» Aim: In full and without deviation, write out the entries that follow.

» Dataset:

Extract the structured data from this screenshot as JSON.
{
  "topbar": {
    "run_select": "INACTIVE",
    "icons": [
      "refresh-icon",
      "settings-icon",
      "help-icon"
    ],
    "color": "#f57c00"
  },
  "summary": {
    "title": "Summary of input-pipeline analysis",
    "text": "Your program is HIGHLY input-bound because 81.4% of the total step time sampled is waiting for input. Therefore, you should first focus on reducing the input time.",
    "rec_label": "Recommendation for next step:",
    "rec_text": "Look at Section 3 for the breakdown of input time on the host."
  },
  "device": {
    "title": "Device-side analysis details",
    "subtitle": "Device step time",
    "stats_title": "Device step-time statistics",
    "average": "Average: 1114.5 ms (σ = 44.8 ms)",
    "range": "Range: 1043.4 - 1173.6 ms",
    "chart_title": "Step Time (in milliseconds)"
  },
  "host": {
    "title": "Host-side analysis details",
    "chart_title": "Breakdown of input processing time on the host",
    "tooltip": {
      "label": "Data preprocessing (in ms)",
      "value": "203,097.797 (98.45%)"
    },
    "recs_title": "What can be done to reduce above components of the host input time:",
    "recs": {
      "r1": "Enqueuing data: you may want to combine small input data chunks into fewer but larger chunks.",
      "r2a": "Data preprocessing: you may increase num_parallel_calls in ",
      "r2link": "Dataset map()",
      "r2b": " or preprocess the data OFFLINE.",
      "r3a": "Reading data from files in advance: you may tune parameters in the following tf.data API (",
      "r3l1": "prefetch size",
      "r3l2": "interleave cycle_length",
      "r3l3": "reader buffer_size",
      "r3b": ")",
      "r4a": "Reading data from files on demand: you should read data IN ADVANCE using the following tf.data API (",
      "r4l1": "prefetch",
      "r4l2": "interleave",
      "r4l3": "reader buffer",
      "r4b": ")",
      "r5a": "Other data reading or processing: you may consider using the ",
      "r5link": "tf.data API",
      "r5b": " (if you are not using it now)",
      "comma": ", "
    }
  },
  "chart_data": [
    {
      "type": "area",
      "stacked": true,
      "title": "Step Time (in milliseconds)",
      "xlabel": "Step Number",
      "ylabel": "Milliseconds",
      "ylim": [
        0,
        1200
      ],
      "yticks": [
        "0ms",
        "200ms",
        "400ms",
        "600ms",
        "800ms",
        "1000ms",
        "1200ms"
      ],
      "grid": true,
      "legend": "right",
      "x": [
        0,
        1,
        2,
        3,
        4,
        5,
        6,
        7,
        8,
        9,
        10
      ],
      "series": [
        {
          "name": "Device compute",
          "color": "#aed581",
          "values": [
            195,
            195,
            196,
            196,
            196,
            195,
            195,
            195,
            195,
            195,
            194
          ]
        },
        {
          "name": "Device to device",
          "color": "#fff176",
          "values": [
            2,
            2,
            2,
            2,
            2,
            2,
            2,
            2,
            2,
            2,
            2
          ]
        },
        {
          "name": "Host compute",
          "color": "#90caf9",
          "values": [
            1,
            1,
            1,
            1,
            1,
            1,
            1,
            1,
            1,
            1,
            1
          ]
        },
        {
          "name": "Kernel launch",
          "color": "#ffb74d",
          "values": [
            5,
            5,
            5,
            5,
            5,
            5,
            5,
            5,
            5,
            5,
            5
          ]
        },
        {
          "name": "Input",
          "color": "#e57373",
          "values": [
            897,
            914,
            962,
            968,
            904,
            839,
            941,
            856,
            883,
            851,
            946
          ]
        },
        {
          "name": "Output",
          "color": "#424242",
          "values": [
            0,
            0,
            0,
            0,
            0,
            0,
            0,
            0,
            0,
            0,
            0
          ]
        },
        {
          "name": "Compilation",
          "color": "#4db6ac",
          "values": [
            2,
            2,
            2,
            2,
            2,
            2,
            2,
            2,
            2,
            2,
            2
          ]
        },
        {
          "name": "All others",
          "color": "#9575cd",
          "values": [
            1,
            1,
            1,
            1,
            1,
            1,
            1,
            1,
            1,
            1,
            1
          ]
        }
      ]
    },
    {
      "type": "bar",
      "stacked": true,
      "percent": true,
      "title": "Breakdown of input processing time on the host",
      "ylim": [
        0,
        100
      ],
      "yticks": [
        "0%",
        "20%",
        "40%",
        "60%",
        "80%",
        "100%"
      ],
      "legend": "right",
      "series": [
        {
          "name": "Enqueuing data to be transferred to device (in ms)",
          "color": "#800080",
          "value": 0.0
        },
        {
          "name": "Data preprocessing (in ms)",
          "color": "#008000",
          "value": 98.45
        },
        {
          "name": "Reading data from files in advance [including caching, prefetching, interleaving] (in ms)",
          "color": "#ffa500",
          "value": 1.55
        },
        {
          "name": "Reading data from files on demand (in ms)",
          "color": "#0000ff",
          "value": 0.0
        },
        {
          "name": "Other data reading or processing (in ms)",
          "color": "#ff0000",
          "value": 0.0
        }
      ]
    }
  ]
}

» Response to the task:
Extract the structured data from this screenshot as JSON.
{
  "topbar": {
    "run_select": "INACTIVE",
    "icons": [
      "refresh-icon",
      "settings-icon",
      "help-icon"
    ],
    "color": "#f57c00"
  },
  "summary": {
    "title": "Summary of input-pipeline analysis",
    "text": "Your program is HIGHLY input-bound because 81.4% of the total step time sampled is waiting for input. Therefore, you should first focus on reducing the input time.",
    "rec_label": "Recommendation for next step:",
    "rec_text": "Look at Section 3 for the breakdown of input time on the host."
  },
  "device": {
    "title": "Device-side analysis details",
    "subtitle": "Device step time",
    "stats_title": "Device step-time statistics",
    "average": "Average: 1114.5 ms (σ = 44.8 ms)",
    "range": "Range: 1043.4 - 1173.6 ms",
    "chart_title": "Step Time (in milliseconds)"
  },
  "host": {
    "title": "Host-side analysis details",
    "chart_title": "Breakdown of input processing time on the host",
    "tooltip": {
      "label": "Data preprocessing (in ms)",
      "value": "203,097.797 (98.45%)"
    },
    "recs_title": "What can be done to reduce above components of the host input time:",
    "recs": {
      "r1": "Enqueuing data: you may want to combine small input data chunks into fewer but larger chunks.",
      "r2a": "Data preprocessing: you may increase num_parallel_calls in ",
      "r2link": "Dataset map()",
      "r2b": " or preprocess the data OFFLINE.",
      "r3a": "Reading data from files in advance: you may tune parameters in the following tf.data API (",
      "r3l1": "prefetch size",
      "r3l2": "interleave cycle_length",
      "r3l3": "reader buffer_size",
      "r3b": ")",
      "r4a": "Reading data from files on demand: you should read data IN ADVANCE using the following tf.data API (",
      "r4l1": "prefetch",
      "r4l2": "interleave",
      "r4l3": "reader buffer",
      "r4b": ")",
      "r5a": "Other data reading or processing: you may consider using the ",
      "r5link": "tf.data API",
      "r5b": " (if you are not using it now)",
      "comma": ", "
    }
  },
  "chart_data": [
    {
      "type": "area",
      "stacked": true,
      "title": "Step Time (in milliseconds)",
      "xlabel": "Step Number",
      "ylabel": "Milliseconds",
      "ylim": [
        0,
        1200
      ],
      "yticks": [
        "0ms",
        "200ms",
        "400ms",
        "600ms",
        "800ms",
        "1000ms",
        "1200ms"
      ],
      "grid": true,
      "legend": "right",
      "x": [
        0,
        1,
        2,
        3,
        4,
        5,
        6,
        7,
        8,
        9,
        10
      ],
      "series": [
        {
          "name": "Device compute",
          "color": "#aed581",
          "values": [
            195,
            195,
            196,
            196,
            196,
            195,
            195,
            195,
            195,
            195,
            194
          ]
        },
        {
          "name": "Device to device",
          "color": "#fff176",
          "values": [
            2,
            2,
            2,
            2,
            2,
            2,
            2,
            2,
            2,
            2,
            2
          ]
        },
        {
          "name": "Host compute",
          "color": "#90caf9",
          "values": [
            1,
            1,
            1,
            1,
            1,
            1,
            1,
            1,
            1,
            1,
            1
          ]
        },
        {
          "name": "Kernel launch",
          "color": "#ffb74d",
          "values": [
            5,
            5,
            5,
            5,
            5,
            5,
            5,
            5,
            5,
            5,
            5
          ]
        },
        {
          "name": "Input",
          "color": "#e57373",
          "values": [
            897,
            914,
            962,
            968,
            904,
            839,
            941,
            856,
            883,
            851,
            946
          ]
        },
        {
          "name": "Output",
          "color": "#424242",
          "values": [
            0,
            0,
            0,
            0,
            0,
            0,
            0,
            0,
            0,
            0,
            0
          ]
        },
        {
          "name": "Compilation",
          "color": "#4db6ac",
          "values": [
            2,
            2,
            2,
            2,
            2,
            2,
            2,
            2,
            2,
            2,
            2
          ]
        },
        {
          "name": "All others",
          "color": "#9575cd",
          "values": [
            1,
            1,
            1,
            1,
            1,
            1,
            1,
            1,
            1,
            1,
            1
          ]
        }
      ]
    },
    {
      "type": "bar",
      "stacked": true,
      "percent": true,
      "title": "Breakdown of input processing time on the host",
      "ylim": [
        0,
        100
      ],
      "yticks": [
        "0%",
        "20%",
        "40%",
        "60%",
        "80%",
        "100%"
      ],
      "legend": "right",
      "series": [
        {
          "name": "Enqueuing data to be transferred to device (in ms)",
          "color": "#800080",
          "value": 0.0
        },
        {
          "name": "Data preprocessing (in ms)",
          "color": "#008000",
          "value": 98.45
        },
        {
          "name": "Reading data from files in advance [including caching, prefetching, interleaving] (in ms)",
          "color": "#ffa500",
          "value": 1.55
        },
        {
          "name": "Reading data from files on demand (in ms)",
          "color": "#0000ff",
          "value": 0.0
        },
        {
          "name": "Other data reading or processing (in ms)",
          "color": "#ff0000",
          "value": 0.0
        }
      ]
    }
  ]
}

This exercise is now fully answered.